- EXERCISE TASK
Scan the listing below and copy every line holding "CAD文字排版小程序".

══ RECORD EXTRACTS

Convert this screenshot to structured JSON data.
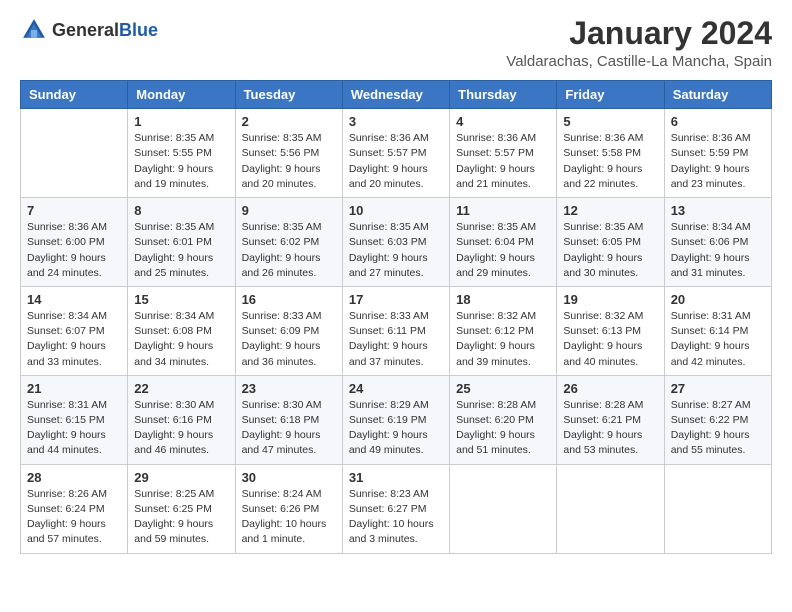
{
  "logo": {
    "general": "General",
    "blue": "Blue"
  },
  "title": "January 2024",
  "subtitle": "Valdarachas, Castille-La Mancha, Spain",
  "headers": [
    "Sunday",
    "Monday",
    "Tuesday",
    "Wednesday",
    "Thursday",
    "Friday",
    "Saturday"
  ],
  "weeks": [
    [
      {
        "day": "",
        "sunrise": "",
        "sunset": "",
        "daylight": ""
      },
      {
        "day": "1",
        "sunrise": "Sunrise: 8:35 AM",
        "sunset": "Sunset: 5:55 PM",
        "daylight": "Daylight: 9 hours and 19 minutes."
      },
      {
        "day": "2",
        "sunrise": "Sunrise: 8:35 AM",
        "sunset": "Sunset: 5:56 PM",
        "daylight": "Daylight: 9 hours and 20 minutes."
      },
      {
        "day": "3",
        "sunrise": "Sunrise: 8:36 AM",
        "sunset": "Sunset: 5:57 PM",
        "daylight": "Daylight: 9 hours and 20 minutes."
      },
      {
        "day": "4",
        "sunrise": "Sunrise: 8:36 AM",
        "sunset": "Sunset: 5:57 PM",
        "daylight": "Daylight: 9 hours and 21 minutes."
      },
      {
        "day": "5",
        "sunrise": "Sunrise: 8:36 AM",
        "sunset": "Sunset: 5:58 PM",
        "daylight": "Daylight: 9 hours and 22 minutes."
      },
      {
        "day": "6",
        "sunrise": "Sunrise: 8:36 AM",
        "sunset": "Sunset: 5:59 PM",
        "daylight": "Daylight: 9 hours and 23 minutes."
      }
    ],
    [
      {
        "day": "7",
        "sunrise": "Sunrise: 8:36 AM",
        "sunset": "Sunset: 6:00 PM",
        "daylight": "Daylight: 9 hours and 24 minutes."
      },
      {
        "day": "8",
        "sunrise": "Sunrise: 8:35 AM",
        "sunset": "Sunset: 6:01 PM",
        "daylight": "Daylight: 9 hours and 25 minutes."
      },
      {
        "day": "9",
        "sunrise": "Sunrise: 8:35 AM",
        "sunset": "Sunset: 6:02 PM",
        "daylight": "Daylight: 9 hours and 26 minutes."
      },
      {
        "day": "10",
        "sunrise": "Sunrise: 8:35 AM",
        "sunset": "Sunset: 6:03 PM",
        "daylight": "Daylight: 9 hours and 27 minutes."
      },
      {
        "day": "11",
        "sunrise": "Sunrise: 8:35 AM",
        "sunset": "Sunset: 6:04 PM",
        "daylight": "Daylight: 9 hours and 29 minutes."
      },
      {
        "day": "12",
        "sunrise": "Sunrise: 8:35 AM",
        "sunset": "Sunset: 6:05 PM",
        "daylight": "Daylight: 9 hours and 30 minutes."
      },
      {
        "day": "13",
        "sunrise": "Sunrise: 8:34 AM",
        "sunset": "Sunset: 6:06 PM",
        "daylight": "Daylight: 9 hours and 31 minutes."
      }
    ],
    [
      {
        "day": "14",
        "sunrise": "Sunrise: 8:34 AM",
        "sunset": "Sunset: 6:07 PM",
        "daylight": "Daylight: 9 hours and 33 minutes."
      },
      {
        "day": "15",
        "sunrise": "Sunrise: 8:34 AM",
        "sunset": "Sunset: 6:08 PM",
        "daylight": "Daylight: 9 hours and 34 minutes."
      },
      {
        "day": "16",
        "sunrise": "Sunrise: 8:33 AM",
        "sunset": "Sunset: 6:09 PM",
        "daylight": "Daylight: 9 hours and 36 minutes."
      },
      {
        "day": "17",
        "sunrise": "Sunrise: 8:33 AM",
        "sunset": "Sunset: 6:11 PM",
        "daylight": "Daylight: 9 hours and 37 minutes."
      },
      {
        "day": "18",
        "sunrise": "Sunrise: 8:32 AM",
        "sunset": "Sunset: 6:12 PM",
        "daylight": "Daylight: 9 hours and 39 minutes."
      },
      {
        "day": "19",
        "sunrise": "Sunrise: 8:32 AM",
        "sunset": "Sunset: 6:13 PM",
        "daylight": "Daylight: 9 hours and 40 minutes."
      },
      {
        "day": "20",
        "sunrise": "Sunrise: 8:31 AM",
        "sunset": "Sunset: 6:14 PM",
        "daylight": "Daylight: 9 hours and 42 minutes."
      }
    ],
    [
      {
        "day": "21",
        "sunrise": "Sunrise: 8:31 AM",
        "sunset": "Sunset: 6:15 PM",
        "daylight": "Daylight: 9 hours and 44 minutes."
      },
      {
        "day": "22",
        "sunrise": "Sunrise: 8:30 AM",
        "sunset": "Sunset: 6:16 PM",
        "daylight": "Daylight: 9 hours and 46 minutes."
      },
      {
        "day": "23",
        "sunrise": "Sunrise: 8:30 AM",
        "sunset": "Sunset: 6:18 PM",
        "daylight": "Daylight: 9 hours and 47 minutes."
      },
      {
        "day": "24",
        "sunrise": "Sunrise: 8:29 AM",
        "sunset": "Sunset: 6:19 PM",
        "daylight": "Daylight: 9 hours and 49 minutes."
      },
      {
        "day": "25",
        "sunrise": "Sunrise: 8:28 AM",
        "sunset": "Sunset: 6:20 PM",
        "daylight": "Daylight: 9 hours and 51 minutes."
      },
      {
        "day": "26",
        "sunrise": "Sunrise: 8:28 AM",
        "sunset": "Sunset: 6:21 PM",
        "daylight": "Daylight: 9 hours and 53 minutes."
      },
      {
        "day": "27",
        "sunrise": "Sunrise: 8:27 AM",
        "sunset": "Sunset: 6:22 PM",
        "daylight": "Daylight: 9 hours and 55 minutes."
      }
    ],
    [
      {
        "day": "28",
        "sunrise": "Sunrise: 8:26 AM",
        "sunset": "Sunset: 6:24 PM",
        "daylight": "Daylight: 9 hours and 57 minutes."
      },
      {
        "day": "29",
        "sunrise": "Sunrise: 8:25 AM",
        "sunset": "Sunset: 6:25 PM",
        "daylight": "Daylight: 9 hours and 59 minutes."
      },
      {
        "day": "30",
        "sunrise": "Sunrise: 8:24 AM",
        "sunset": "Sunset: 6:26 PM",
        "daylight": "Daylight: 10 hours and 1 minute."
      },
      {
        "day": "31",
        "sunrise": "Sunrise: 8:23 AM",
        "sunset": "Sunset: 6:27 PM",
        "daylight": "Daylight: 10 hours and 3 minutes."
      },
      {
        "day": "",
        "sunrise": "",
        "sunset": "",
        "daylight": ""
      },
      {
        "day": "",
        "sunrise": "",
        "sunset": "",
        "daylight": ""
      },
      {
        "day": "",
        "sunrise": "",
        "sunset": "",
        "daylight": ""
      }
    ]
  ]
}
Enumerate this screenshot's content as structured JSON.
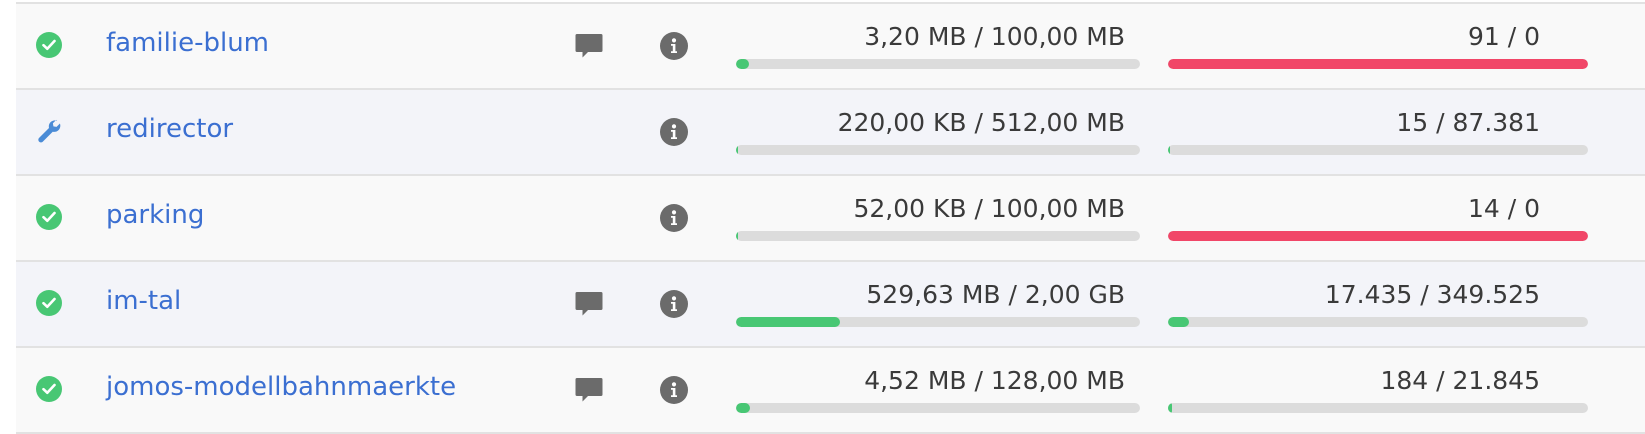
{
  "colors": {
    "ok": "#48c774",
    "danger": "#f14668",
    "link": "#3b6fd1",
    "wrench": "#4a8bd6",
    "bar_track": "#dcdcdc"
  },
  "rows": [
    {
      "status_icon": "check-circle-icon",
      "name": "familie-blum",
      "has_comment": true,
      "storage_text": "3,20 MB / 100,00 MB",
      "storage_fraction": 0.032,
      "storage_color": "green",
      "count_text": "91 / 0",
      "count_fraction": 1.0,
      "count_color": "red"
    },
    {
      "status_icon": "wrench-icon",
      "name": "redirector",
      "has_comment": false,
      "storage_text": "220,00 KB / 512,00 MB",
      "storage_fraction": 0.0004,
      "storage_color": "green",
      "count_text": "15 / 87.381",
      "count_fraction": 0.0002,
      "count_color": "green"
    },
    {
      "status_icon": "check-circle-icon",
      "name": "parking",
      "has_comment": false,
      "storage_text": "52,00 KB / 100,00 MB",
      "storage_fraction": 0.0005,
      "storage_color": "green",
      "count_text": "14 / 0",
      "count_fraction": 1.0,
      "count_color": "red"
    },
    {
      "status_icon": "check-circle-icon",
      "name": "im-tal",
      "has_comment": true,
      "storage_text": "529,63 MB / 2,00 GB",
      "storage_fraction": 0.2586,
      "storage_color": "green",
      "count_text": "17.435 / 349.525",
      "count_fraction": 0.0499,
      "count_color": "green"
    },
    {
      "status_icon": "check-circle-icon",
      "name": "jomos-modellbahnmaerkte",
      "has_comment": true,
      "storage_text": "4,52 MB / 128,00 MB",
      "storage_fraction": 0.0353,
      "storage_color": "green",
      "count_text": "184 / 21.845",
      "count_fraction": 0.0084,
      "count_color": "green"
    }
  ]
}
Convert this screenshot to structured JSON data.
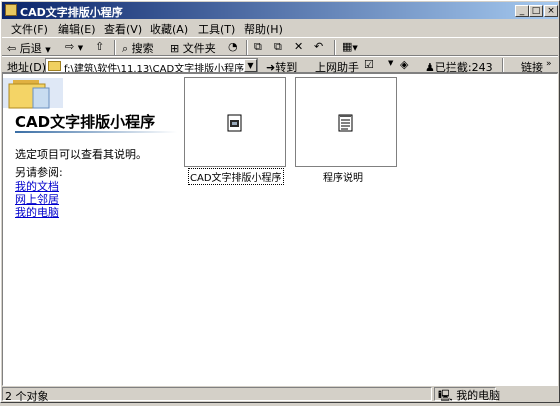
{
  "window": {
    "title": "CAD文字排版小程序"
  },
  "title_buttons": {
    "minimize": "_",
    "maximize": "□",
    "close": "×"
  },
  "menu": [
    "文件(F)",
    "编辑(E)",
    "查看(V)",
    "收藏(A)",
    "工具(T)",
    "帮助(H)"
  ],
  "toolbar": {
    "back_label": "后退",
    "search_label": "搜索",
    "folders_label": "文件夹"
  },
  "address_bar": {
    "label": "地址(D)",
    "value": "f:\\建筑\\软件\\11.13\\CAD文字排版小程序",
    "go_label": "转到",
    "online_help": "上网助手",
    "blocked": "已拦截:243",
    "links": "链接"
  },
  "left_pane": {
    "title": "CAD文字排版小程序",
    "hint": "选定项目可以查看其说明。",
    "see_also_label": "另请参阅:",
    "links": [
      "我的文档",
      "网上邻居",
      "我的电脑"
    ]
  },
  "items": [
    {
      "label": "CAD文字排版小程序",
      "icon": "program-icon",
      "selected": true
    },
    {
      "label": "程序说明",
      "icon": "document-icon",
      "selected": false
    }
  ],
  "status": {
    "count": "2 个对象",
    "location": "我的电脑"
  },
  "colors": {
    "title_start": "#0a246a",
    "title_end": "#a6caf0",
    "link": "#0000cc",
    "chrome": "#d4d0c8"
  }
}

════

- THE RESPONSE
    "title": "CAD文字排版小程序"
    "value": "f:\\建筑\\软件\\11.13\\CAD文字排版小程序",
    "title": "CAD文字排版小程序",
      "label": "CAD文字排版小程序",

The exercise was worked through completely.